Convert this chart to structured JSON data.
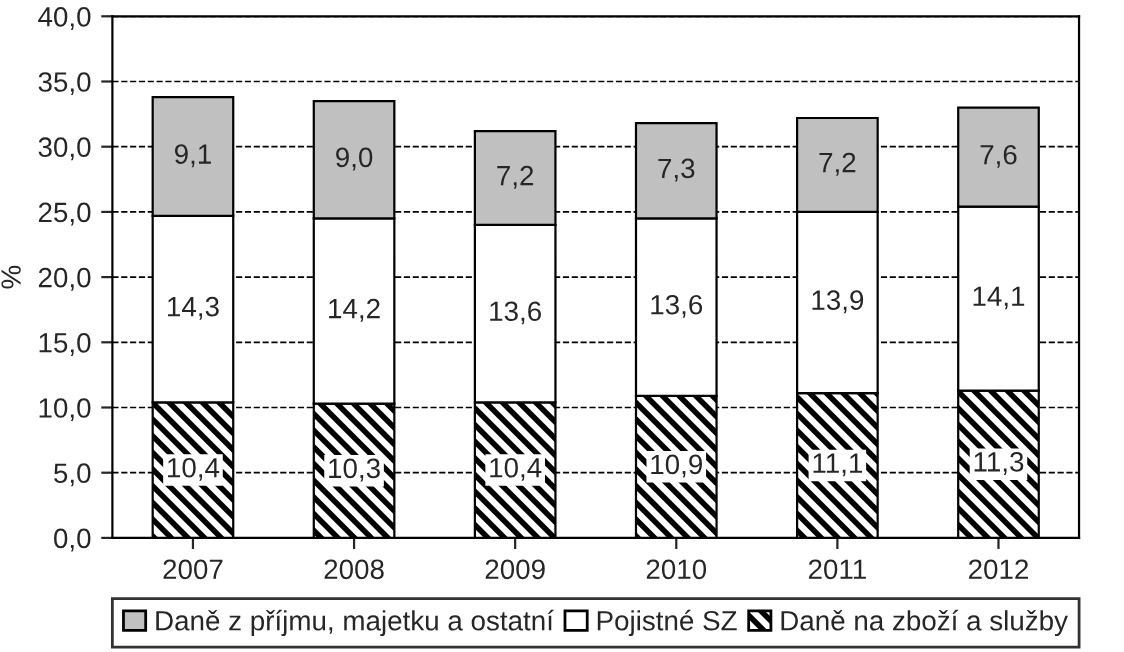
{
  "chart_data": {
    "type": "bar",
    "stacked": true,
    "ylabel": "%",
    "categories": [
      "2007",
      "2008",
      "2009",
      "2010",
      "2011",
      "2012"
    ],
    "series": [
      {
        "name": "Daně na zboží a služby",
        "color": "#000000",
        "values": [
          10.4,
          10.3,
          10.4,
          10.9,
          11.1,
          11.3
        ],
        "value_labels": [
          "10,4",
          "10,3",
          "10,4",
          "10,9",
          "11,1",
          "11,3"
        ]
      },
      {
        "name": "Pojistné SZ",
        "color": "#ffffff",
        "values": [
          14.3,
          14.2,
          13.6,
          13.6,
          13.9,
          14.1
        ],
        "value_labels": [
          "14,3",
          "14,2",
          "13,6",
          "13,6",
          "13,9",
          "14,1"
        ]
      },
      {
        "name": "Daně z příjmu, majetku a ostatní",
        "color": "#c0c0c0",
        "values": [
          9.1,
          9.0,
          7.2,
          7.3,
          7.2,
          7.6
        ],
        "value_labels": [
          "9,1",
          "9,0",
          "7,2",
          "7,3",
          "7,2",
          "7,6"
        ]
      }
    ],
    "ylim": [
      0,
      40
    ],
    "yticks": [
      {
        "value": 0,
        "label": "0,0"
      },
      {
        "value": 5,
        "label": "5,0"
      },
      {
        "value": 10,
        "label": "10,0"
      },
      {
        "value": 15,
        "label": "15,0"
      },
      {
        "value": 20,
        "label": "20,0"
      },
      {
        "value": 25,
        "label": "25,0"
      },
      {
        "value": 30,
        "label": "30,0"
      },
      {
        "value": 35,
        "label": "35,0"
      },
      {
        "value": 40,
        "label": "40,0"
      }
    ],
    "grid": "y",
    "legend": "bottom"
  }
}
● ● ● ●
** Problem **
Transcribe the preceding listing in its entirety and with exact wording, leaving out pictures.

** Task response **
Convert this chart to structured JSON data.
{
  "chart_data": {
    "type": "bar",
    "stacked": true,
    "ylabel": "%",
    "categories": [
      "2007",
      "2008",
      "2009",
      "2010",
      "2011",
      "2012"
    ],
    "series": [
      {
        "name": "Daně na zboží a služby",
        "color": "#000000",
        "values": [
          10.4,
          10.3,
          10.4,
          10.9,
          11.1,
          11.3
        ],
        "value_labels": [
          "10,4",
          "10,3",
          "10,4",
          "10,9",
          "11,1",
          "11,3"
        ]
      },
      {
        "name": "Pojistné SZ",
        "color": "#ffffff",
        "values": [
          14.3,
          14.2,
          13.6,
          13.6,
          13.9,
          14.1
        ],
        "value_labels": [
          "14,3",
          "14,2",
          "13,6",
          "13,6",
          "13,9",
          "14,1"
        ]
      },
      {
        "name": "Daně z příjmu, majetku a ostatní",
        "color": "#c0c0c0",
        "values": [
          9.1,
          9.0,
          7.2,
          7.3,
          7.2,
          7.6
        ],
        "value_labels": [
          "9,1",
          "9,0",
          "7,2",
          "7,3",
          "7,2",
          "7,6"
        ]
      }
    ],
    "ylim": [
      0,
      40
    ],
    "yticks": [
      {
        "value": 0,
        "label": "0,0"
      },
      {
        "value": 5,
        "label": "5,0"
      },
      {
        "value": 10,
        "label": "10,0"
      },
      {
        "value": 15,
        "label": "15,0"
      },
      {
        "value": 20,
        "label": "20,0"
      },
      {
        "value": 25,
        "label": "25,0"
      },
      {
        "value": 30,
        "label": "30,0"
      },
      {
        "value": 35,
        "label": "35,0"
      },
      {
        "value": 40,
        "label": "40,0"
      }
    ],
    "grid": "y",
    "legend": "bottom"
  }
}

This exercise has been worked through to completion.